# AIM OF THE TASK
Look below. Copy each line that has "this" in it.

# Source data
---

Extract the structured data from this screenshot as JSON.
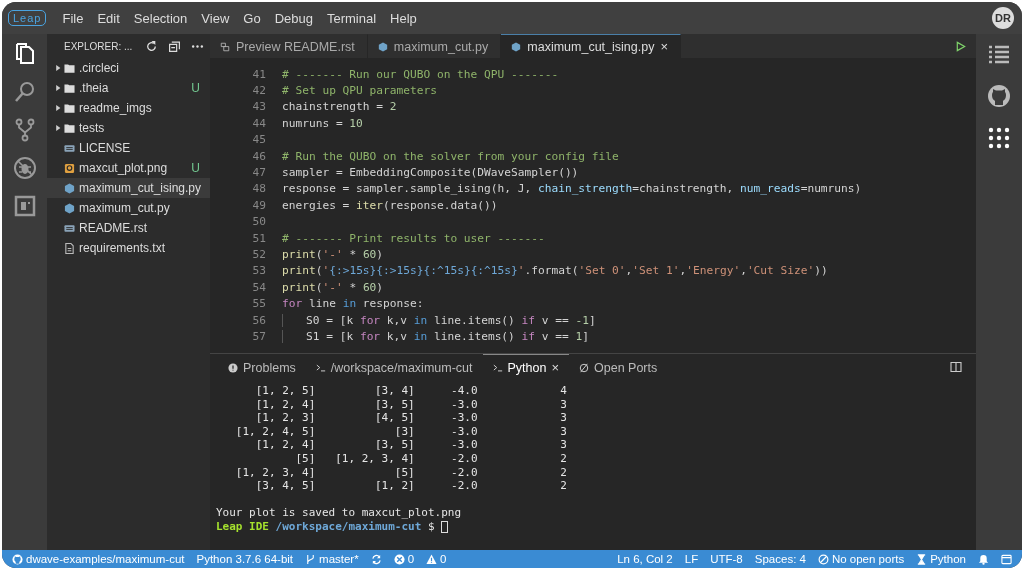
{
  "title_bar": {
    "logo": "Leap",
    "menu": [
      "File",
      "Edit",
      "Selection",
      "View",
      "Go",
      "Debug",
      "Terminal",
      "Help"
    ],
    "avatar": "DR"
  },
  "activity_bar": [
    {
      "kind": "explorer",
      "selected": true
    },
    {
      "kind": "search",
      "selected": false
    },
    {
      "kind": "source_control",
      "selected": false
    },
    {
      "kind": "debug",
      "selected": false
    },
    {
      "kind": "extensions",
      "selected": false
    }
  ],
  "explorer": {
    "title": "EXPLORER: ...",
    "items": [
      {
        "kind": "folder",
        "name": ".circleci",
        "expanded": false,
        "selected": false
      },
      {
        "kind": "folder",
        "name": ".theia",
        "expanded": false,
        "selected": false,
        "badge": "U"
      },
      {
        "kind": "folder",
        "name": "readme_imgs",
        "expanded": false,
        "selected": false
      },
      {
        "kind": "folder",
        "name": "tests",
        "expanded": false,
        "selected": false
      },
      {
        "kind": "text",
        "name": "LICENSE",
        "selected": false
      },
      {
        "kind": "image",
        "name": "maxcut_plot.png",
        "selected": false,
        "badge": "U"
      },
      {
        "kind": "python",
        "name": "maximum_cut_ising.py",
        "selected": true
      },
      {
        "kind": "python",
        "name": "maximum_cut.py",
        "selected": false
      },
      {
        "kind": "text",
        "name": "README.rst",
        "selected": false
      },
      {
        "kind": "plain",
        "name": "requirements.txt",
        "selected": false
      }
    ]
  },
  "editor_tabs": [
    {
      "kind": "preview",
      "label": "Preview README.rst",
      "selected": false
    },
    {
      "kind": "python",
      "label": "maximum_cut.py",
      "selected": false
    },
    {
      "kind": "python",
      "label": "maximum_cut_ising.py",
      "selected": true,
      "close": "×"
    }
  ],
  "code_lines": [
    {
      "number": "41",
      "tokens": [
        {
          "kind": "comment",
          "text": "# ------- Run our QUBO on the QPU -------"
        }
      ]
    },
    {
      "number": "42",
      "tokens": [
        {
          "kind": "comment",
          "text": "# Set up QPU parameters"
        }
      ]
    },
    {
      "number": "43",
      "tokens": [
        {
          "kind": "plain",
          "text": "chainstrength = "
        },
        {
          "kind": "number",
          "text": "2"
        }
      ]
    },
    {
      "number": "44",
      "tokens": [
        {
          "kind": "plain",
          "text": "numruns = "
        },
        {
          "kind": "number",
          "text": "10"
        }
      ]
    },
    {
      "number": "45"
    },
    {
      "number": "46",
      "tokens": [
        {
          "kind": "comment",
          "text": "# Run the QUBO on the solver from your config file"
        }
      ]
    },
    {
      "number": "47",
      "tokens": [
        {
          "kind": "plain",
          "text": "sampler = EmbeddingComposite(DWaveSampler())"
        }
      ]
    },
    {
      "number": "48",
      "tokens": [
        {
          "kind": "plain",
          "text": "response = sampler.sample_ising(h, J, "
        },
        {
          "kind": "param",
          "text": "chain_strength"
        },
        {
          "kind": "plain",
          "text": "=chainstrength, "
        },
        {
          "kind": "param",
          "text": "num_reads"
        },
        {
          "kind": "plain",
          "text": "=numruns)"
        }
      ]
    },
    {
      "number": "49",
      "tokens": [
        {
          "kind": "plain",
          "text": "energies = "
        },
        {
          "kind": "builtin",
          "text": "iter"
        },
        {
          "kind": "plain",
          "text": "(response.data())"
        }
      ]
    },
    {
      "number": "50"
    },
    {
      "number": "51",
      "tokens": [
        {
          "kind": "comment",
          "text": "# ------- Print results to user -------"
        }
      ]
    },
    {
      "number": "52",
      "tokens": [
        {
          "kind": "builtin",
          "text": "print"
        },
        {
          "kind": "plain",
          "text": "("
        },
        {
          "kind": "string",
          "text": "'-'"
        },
        {
          "kind": "plain",
          "text": " * "
        },
        {
          "kind": "number",
          "text": "60"
        },
        {
          "kind": "plain",
          "text": ")"
        }
      ]
    },
    {
      "number": "53",
      "tokens": [
        {
          "kind": "builtin",
          "text": "print"
        },
        {
          "kind": "plain",
          "text": "("
        },
        {
          "kind": "string",
          "text": "'"
        },
        {
          "kind": "format",
          "text": "{:>15s}{:>15s}{:^15s}{:^15s}"
        },
        {
          "kind": "string",
          "text": "'"
        },
        {
          "kind": "plain",
          "text": ".format("
        },
        {
          "kind": "string",
          "text": "'Set 0'"
        },
        {
          "kind": "plain",
          "text": ","
        },
        {
          "kind": "string",
          "text": "'Set 1'"
        },
        {
          "kind": "plain",
          "text": ","
        },
        {
          "kind": "string",
          "text": "'Energy'"
        },
        {
          "kind": "plain",
          "text": ","
        },
        {
          "kind": "string",
          "text": "'Cut Size'"
        },
        {
          "kind": "plain",
          "text": "))"
        }
      ]
    },
    {
      "number": "54",
      "tokens": [
        {
          "kind": "builtin",
          "text": "print"
        },
        {
          "kind": "plain",
          "text": "("
        },
        {
          "kind": "string",
          "text": "'-'"
        },
        {
          "kind": "plain",
          "text": " * "
        },
        {
          "kind": "number",
          "text": "60"
        },
        {
          "kind": "plain",
          "text": ")"
        }
      ]
    },
    {
      "number": "55",
      "tokens": [
        {
          "kind": "keyword",
          "text": "for"
        },
        {
          "kind": "plain",
          "text": " line "
        },
        {
          "kind": "operator",
          "text": "in"
        },
        {
          "kind": "plain",
          "text": " response:"
        }
      ]
    },
    {
      "number": "56",
      "indent": true,
      "tokens": [
        {
          "kind": "plain",
          "text": "S0 = [k "
        },
        {
          "kind": "keyword",
          "text": "for"
        },
        {
          "kind": "plain",
          "text": " k,v "
        },
        {
          "kind": "operator",
          "text": "in"
        },
        {
          "kind": "plain",
          "text": " line.items() "
        },
        {
          "kind": "keyword",
          "text": "if"
        },
        {
          "kind": "plain",
          "text": " v == "
        },
        {
          "kind": "number",
          "text": "-1"
        },
        {
          "kind": "plain",
          "text": "]"
        }
      ]
    },
    {
      "number": "57",
      "indent": true,
      "tokens": [
        {
          "kind": "plain",
          "text": "S1 = [k "
        },
        {
          "kind": "keyword",
          "text": "for"
        },
        {
          "kind": "plain",
          "text": " k,v "
        },
        {
          "kind": "operator",
          "text": "in"
        },
        {
          "kind": "plain",
          "text": " line.items() "
        },
        {
          "kind": "keyword",
          "text": "if"
        },
        {
          "kind": "plain",
          "text": " v == "
        },
        {
          "kind": "number",
          "text": "1"
        },
        {
          "kind": "plain",
          "text": "]"
        }
      ]
    }
  ],
  "panel_tabs": [
    {
      "kind": "problems",
      "label": "Problems",
      "selected": false
    },
    {
      "kind": "terminal",
      "label": "/workspace/maximum-cut",
      "selected": false
    },
    {
      "kind": "terminal",
      "label": "Python",
      "selected": true,
      "close": "×"
    },
    {
      "kind": "ports",
      "label": "Open Ports",
      "selected": false
    }
  ],
  "terminal": {
    "rows": [
      [
        "[1, 2, 5]",
        "[3, 4]",
        "-4.0",
        "4"
      ],
      [
        "[1, 2, 4]",
        "[3, 5]",
        "-3.0",
        "3"
      ],
      [
        "[1, 2, 3]",
        "[4, 5]",
        "-3.0",
        "3"
      ],
      [
        "[1, 2, 4, 5]",
        "[3]",
        "-3.0",
        "3"
      ],
      [
        "[1, 2, 4]",
        "[3, 5]",
        "-3.0",
        "3"
      ],
      [
        "[5]",
        "[1, 2, 3, 4]",
        "-2.0",
        "2"
      ],
      [
        "[1, 2, 3, 4]",
        "[5]",
        "-2.0",
        "2"
      ],
      [
        "[3, 4, 5]",
        "[1, 2]",
        "-2.0",
        "2"
      ]
    ],
    "message": "Your plot is saved to maxcut_plot.png",
    "prompt": [
      {
        "kind": "host",
        "text": "Leap IDE"
      },
      {
        "kind": "path",
        "text": "/workspace/maximum-cut"
      },
      {
        "kind": "symbol",
        "text": "$"
      }
    ]
  },
  "status_bar": {
    "left": [
      {
        "kind": "repo",
        "text": "dwave-examples/maximum-cut"
      },
      {
        "kind": "interpreter",
        "text": "Python 3.7.6 64-bit"
      },
      {
        "kind": "branch",
        "text": "master*"
      },
      {
        "kind": "sync"
      },
      {
        "kind": "errors",
        "text": "0"
      },
      {
        "kind": "warnings",
        "text": "0"
      }
    ],
    "right": [
      {
        "kind": "position",
        "text": "Ln 6, Col 2"
      },
      {
        "kind": "eol",
        "text": "LF"
      },
      {
        "kind": "encoding",
        "text": "UTF-8"
      },
      {
        "kind": "indent",
        "text": "Spaces: 4"
      },
      {
        "kind": "ports",
        "text": "No open ports"
      },
      {
        "kind": "language",
        "text": "Python"
      },
      {
        "kind": "notifications"
      },
      {
        "kind": "layout"
      }
    ]
  }
}
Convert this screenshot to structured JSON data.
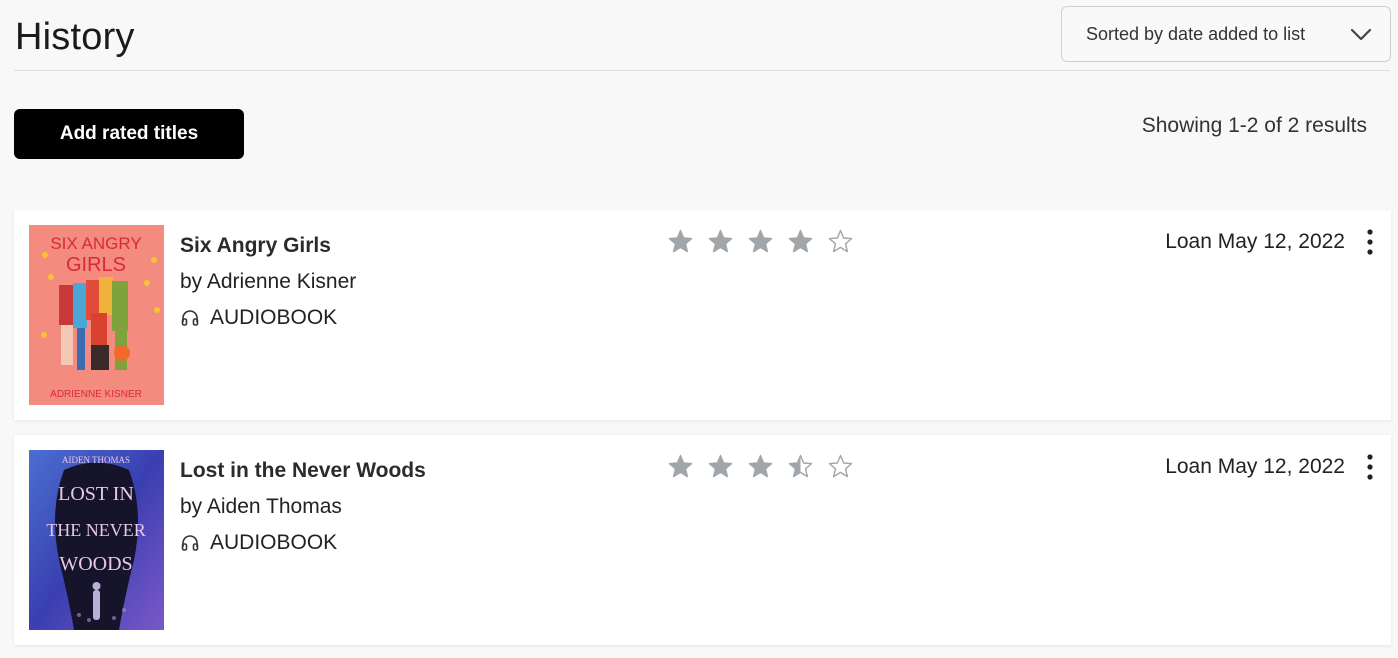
{
  "header": {
    "title": "History",
    "sort_label": "Sorted by date added to list",
    "sort_icon": "chevron-down-icon"
  },
  "toolbar": {
    "add_rated_label": "Add rated titles",
    "results_text": "Showing 1-2 of 2 results"
  },
  "colors": {
    "star_fill": "#a1a6ab",
    "button_bg": "#000000"
  },
  "items": [
    {
      "title": "Six Angry Girls",
      "author": "by Adrienne Kisner",
      "format": "AUDIOBOOK",
      "format_icon": "headphones-icon",
      "rating": 4,
      "rating_max": 5,
      "loan": "Loan May 12, 2022",
      "cover": {
        "title_line1": "SIX ANGRY",
        "title_line2": "GIRLS",
        "author": "ADRIENNE KISNER",
        "bg": "#f38b7e",
        "text_color": "#d92a3a"
      }
    },
    {
      "title": "Lost in the Never Woods",
      "author": "by Aiden Thomas",
      "format": "AUDIOBOOK",
      "format_icon": "headphones-icon",
      "rating": 3.5,
      "rating_max": 5,
      "loan": "Loan May 12, 2022",
      "cover": {
        "author": "AIDEN THOMAS",
        "title_line1": "LOST IN",
        "title_line2": "THE NEVER",
        "title_line3": "WOODS",
        "bg": "#3a46b8",
        "text_color": "#e9c8e8"
      }
    }
  ]
}
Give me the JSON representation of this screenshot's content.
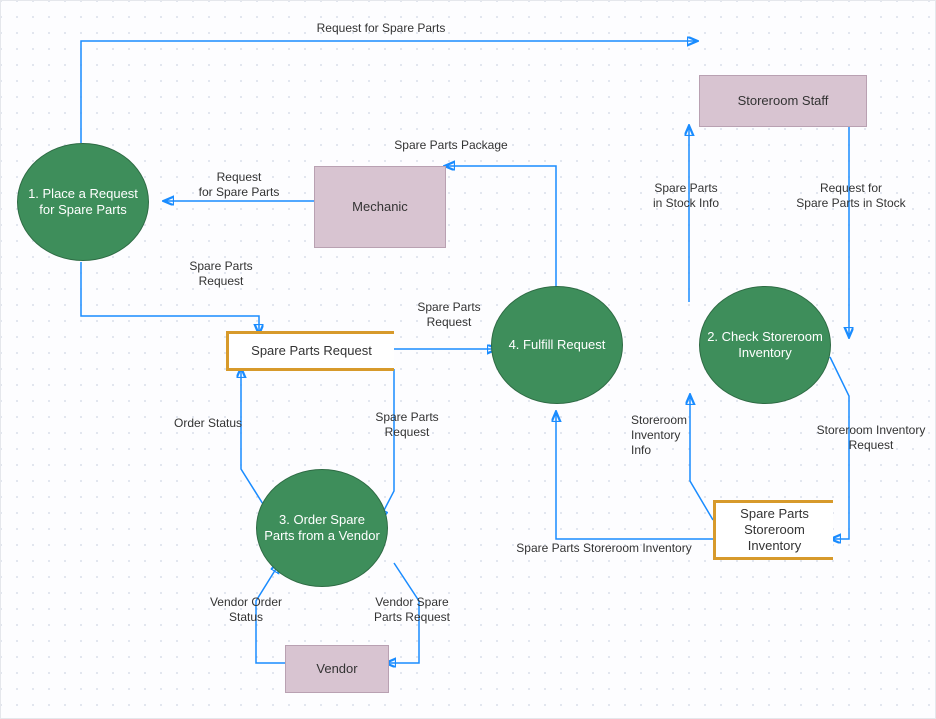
{
  "nodes": {
    "p1": "1. Place a Request for Spare Parts",
    "p2": "2. Check Storeroom Inventory",
    "p3": "3. Order Spare Parts from a Vendor",
    "p4": "4. Fulfill Request",
    "mechanic": "Mechanic",
    "storeroom_staff": "Storeroom Staff",
    "vendor": "Vendor",
    "ds_request": "Spare Parts Request",
    "ds_inventory": "Spare Parts Storeroom Inventory"
  },
  "labels": {
    "req_top": "Request for Spare Parts",
    "req_mech_p1_a": "Request",
    "req_mech_p1_b": "for Spare Parts",
    "spare_package": "Spare Parts Package",
    "p1_to_ds_a": "Spare Parts",
    "p1_to_ds_b": "Request",
    "ds_to_p4_a": "Spare Parts",
    "ds_to_p4_b": "Request",
    "ds_to_p3_a": "Spare Parts",
    "ds_to_p3_b": "Request",
    "order_status": "Order Status",
    "vendor_req_a": "Vendor Spare",
    "vendor_req_b": "Parts Request",
    "vendor_status_a": "Vendor Order",
    "vendor_status_b": "Status",
    "storeroom_info_a": "Storeroom",
    "storeroom_info_b": "Inventory",
    "storeroom_info_c": "Info",
    "inv_label": "Spare Parts Storeroom Inventory",
    "instock_info_a": "Spare Parts",
    "instock_info_b": "in Stock Info",
    "req_stock_a": "Request for",
    "req_stock_b": "Spare Parts in Stock",
    "inv_req_a": "Storeroom Inventory",
    "inv_req_b": "Request"
  }
}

---

# EXERCISE ANSWER
Extract the structured data from this screenshot as JSON.
Convert this screenshot to structured JSON data.
Give me the JSON representation of this screenshot's content.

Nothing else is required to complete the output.